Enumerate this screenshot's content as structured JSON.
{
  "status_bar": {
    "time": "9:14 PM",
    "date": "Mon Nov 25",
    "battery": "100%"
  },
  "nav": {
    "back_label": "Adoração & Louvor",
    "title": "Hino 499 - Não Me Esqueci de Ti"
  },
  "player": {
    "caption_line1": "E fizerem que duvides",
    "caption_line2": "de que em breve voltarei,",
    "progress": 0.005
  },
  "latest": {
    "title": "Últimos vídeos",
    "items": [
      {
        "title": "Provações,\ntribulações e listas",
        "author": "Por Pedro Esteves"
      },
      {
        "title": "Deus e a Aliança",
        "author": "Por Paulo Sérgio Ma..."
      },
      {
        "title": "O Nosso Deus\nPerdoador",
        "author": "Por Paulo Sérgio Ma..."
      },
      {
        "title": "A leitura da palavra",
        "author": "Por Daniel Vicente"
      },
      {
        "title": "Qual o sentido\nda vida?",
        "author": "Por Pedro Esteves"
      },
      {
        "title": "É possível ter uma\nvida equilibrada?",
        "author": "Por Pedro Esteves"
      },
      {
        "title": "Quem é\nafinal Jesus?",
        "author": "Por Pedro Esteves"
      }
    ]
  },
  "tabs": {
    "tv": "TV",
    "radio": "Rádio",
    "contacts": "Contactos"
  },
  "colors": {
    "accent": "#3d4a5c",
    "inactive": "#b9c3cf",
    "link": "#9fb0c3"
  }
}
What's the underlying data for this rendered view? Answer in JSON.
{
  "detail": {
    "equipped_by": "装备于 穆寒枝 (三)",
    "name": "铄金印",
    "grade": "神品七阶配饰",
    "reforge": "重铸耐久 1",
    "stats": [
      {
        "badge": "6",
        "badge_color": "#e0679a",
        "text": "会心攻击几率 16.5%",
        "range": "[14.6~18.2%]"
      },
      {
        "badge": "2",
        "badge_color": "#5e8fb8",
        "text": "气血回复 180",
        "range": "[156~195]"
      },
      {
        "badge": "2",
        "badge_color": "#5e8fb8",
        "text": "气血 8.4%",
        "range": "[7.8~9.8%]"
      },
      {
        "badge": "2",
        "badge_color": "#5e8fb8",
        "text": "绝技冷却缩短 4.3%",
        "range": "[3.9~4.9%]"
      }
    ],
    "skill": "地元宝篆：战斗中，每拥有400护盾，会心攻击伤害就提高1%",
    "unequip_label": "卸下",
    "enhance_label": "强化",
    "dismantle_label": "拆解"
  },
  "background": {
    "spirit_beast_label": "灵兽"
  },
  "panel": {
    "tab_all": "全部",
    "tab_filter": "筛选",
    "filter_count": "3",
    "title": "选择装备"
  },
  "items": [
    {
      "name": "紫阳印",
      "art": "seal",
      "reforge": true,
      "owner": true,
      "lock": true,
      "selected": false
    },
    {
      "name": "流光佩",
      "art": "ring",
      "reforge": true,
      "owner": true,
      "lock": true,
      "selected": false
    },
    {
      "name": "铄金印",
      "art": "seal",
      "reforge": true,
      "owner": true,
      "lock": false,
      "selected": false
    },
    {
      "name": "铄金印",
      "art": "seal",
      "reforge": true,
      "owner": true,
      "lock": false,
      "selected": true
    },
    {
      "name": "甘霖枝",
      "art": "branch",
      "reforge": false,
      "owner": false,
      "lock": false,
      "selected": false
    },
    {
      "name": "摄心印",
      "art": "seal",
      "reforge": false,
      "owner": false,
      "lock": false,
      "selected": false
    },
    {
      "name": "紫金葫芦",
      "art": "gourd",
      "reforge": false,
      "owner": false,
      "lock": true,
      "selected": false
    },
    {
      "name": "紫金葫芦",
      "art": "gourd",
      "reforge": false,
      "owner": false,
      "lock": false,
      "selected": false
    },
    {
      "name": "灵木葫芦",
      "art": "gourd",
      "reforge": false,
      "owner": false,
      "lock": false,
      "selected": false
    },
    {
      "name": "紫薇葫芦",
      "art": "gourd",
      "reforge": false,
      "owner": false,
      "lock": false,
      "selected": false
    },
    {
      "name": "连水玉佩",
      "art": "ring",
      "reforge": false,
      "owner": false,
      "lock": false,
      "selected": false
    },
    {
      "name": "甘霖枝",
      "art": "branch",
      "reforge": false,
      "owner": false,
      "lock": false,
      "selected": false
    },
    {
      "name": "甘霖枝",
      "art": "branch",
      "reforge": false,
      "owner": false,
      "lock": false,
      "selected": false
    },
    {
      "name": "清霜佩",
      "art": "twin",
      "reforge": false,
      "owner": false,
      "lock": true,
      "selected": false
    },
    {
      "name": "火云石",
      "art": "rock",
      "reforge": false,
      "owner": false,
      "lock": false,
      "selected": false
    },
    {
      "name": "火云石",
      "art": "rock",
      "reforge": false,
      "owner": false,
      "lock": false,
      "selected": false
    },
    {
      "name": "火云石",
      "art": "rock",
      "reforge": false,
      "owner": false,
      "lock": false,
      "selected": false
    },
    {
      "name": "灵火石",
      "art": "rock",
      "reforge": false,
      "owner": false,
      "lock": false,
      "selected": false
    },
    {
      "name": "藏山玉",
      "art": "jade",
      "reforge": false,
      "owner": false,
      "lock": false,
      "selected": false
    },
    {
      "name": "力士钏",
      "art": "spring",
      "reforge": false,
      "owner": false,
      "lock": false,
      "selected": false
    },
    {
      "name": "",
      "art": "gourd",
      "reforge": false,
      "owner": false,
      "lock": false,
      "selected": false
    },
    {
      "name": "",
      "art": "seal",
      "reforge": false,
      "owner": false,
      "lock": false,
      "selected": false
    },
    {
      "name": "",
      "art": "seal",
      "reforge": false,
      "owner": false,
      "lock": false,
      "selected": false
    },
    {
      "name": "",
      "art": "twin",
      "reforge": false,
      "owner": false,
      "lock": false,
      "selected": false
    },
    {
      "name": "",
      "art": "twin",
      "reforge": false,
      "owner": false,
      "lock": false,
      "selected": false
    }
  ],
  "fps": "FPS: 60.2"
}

* * * *

Count the lines in the records above that contain the word "range", and reply with only that number.

4